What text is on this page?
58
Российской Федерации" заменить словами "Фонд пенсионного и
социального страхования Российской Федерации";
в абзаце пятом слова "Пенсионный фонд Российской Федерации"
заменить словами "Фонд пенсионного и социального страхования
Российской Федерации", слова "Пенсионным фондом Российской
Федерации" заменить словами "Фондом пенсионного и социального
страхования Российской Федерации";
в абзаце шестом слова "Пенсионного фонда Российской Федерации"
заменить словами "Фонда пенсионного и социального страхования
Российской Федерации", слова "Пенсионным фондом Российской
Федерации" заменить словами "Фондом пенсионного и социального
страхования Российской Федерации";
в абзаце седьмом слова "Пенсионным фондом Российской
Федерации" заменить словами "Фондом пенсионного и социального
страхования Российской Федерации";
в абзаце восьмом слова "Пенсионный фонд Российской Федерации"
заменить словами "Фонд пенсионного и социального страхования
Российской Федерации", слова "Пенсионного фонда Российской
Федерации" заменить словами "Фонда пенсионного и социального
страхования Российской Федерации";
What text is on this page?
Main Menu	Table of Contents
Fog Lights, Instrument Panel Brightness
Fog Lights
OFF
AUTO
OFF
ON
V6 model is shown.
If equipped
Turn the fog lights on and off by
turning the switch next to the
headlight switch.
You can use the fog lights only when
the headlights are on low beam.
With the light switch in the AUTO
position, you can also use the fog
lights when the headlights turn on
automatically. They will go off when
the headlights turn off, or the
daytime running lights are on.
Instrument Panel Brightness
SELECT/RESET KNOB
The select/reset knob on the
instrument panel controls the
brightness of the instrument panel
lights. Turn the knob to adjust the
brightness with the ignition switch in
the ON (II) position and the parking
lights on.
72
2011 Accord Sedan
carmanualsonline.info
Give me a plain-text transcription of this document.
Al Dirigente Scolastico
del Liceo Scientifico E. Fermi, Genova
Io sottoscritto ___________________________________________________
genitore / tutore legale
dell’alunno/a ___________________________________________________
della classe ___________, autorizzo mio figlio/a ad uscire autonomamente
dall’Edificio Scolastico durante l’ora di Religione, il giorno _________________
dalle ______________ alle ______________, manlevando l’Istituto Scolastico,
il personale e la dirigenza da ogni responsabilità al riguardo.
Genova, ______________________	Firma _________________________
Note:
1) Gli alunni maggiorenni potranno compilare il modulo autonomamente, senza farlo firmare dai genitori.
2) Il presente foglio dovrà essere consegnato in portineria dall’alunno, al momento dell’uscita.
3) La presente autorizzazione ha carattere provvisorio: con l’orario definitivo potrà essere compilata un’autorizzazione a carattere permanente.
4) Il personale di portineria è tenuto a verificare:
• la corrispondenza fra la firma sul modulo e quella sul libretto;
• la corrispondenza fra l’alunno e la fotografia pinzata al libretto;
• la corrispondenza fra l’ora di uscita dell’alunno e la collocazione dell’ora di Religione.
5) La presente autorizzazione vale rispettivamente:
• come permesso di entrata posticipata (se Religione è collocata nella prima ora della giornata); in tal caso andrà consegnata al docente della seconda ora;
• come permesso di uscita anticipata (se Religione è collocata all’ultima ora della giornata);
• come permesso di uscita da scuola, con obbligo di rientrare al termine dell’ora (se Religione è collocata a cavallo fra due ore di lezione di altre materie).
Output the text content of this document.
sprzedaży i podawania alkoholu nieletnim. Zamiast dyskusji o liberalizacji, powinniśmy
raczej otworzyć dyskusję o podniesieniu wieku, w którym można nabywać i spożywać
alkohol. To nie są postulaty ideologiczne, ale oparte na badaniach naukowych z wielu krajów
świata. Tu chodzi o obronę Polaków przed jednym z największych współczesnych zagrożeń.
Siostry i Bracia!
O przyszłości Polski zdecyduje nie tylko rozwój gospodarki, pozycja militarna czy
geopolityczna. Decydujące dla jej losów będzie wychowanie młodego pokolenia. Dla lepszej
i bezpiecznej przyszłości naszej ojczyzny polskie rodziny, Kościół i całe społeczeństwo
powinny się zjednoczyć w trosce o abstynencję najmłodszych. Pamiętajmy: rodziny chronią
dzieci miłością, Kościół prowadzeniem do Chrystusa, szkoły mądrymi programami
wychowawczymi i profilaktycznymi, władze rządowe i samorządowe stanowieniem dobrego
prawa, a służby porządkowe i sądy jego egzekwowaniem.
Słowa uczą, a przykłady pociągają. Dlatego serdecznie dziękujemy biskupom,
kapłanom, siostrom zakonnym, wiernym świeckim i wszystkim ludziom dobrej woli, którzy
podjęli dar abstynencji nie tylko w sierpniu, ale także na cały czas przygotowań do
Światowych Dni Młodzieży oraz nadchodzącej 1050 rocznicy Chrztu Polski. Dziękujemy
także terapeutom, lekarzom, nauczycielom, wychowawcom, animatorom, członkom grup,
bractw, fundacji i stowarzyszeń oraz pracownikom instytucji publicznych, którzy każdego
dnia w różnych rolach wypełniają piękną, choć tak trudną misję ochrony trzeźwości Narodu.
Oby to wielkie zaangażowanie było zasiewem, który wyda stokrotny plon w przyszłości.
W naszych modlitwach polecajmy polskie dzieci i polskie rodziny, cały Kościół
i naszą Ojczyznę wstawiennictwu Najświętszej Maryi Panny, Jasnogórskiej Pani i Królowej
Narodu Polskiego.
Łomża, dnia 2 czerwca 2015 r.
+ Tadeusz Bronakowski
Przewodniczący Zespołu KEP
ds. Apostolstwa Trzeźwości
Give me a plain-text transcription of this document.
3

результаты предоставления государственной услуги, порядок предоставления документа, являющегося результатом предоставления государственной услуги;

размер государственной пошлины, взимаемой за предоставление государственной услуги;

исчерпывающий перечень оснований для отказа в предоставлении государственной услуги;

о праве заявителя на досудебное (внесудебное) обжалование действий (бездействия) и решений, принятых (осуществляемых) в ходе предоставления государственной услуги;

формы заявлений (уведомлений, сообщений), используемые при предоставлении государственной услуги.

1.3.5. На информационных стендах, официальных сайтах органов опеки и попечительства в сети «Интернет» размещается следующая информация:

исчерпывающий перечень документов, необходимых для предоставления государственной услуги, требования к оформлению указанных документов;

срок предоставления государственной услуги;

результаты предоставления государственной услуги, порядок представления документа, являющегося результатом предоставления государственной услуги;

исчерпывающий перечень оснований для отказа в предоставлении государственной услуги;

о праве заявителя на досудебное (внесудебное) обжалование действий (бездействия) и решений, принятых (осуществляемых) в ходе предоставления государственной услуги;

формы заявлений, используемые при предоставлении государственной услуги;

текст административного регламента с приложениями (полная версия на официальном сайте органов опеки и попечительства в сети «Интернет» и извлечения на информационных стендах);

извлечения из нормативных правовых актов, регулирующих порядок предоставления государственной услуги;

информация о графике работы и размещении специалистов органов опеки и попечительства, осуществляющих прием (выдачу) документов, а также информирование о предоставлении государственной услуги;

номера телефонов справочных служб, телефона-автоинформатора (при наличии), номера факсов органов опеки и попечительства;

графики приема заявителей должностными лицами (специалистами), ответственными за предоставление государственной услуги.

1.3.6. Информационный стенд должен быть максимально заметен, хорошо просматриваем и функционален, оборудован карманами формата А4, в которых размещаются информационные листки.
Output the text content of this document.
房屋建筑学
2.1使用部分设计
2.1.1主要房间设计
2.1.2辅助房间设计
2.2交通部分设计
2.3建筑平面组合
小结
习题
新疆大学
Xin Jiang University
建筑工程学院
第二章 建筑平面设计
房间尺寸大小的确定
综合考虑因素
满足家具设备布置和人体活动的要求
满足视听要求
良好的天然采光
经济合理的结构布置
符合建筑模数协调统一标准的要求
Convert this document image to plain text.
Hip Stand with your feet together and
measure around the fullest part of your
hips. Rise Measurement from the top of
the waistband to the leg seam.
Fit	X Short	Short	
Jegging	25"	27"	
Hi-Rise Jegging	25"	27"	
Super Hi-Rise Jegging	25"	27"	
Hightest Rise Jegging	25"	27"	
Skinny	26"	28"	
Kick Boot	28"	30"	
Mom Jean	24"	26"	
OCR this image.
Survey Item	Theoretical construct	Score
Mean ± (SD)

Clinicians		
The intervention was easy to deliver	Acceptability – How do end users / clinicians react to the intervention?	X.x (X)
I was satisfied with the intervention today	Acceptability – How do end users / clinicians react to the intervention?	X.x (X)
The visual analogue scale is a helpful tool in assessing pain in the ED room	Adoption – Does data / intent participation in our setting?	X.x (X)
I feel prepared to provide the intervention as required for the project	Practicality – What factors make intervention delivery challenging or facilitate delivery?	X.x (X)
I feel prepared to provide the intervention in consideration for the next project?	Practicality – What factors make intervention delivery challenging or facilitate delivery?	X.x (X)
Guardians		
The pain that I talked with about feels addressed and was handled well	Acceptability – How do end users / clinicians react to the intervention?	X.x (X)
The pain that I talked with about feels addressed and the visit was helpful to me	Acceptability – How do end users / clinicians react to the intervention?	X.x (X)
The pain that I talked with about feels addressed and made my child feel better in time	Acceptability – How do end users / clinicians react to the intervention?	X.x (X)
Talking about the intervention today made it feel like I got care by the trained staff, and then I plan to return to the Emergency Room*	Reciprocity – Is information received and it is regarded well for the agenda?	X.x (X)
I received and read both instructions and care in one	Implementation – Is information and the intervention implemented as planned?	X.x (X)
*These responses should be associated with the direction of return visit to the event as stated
═══
Scan the material above. Extract every line in which the word "документов" occurs.

исчерпывающий перечень документов, необходимых для предоставления государственной услуги, требования к оформлению указанных документов;
информация о графике работы и размещении специалистов органов опеки и попечительства, осуществляющих прием (выдачу) документов, а также информирование о предоставлении государственной услуги;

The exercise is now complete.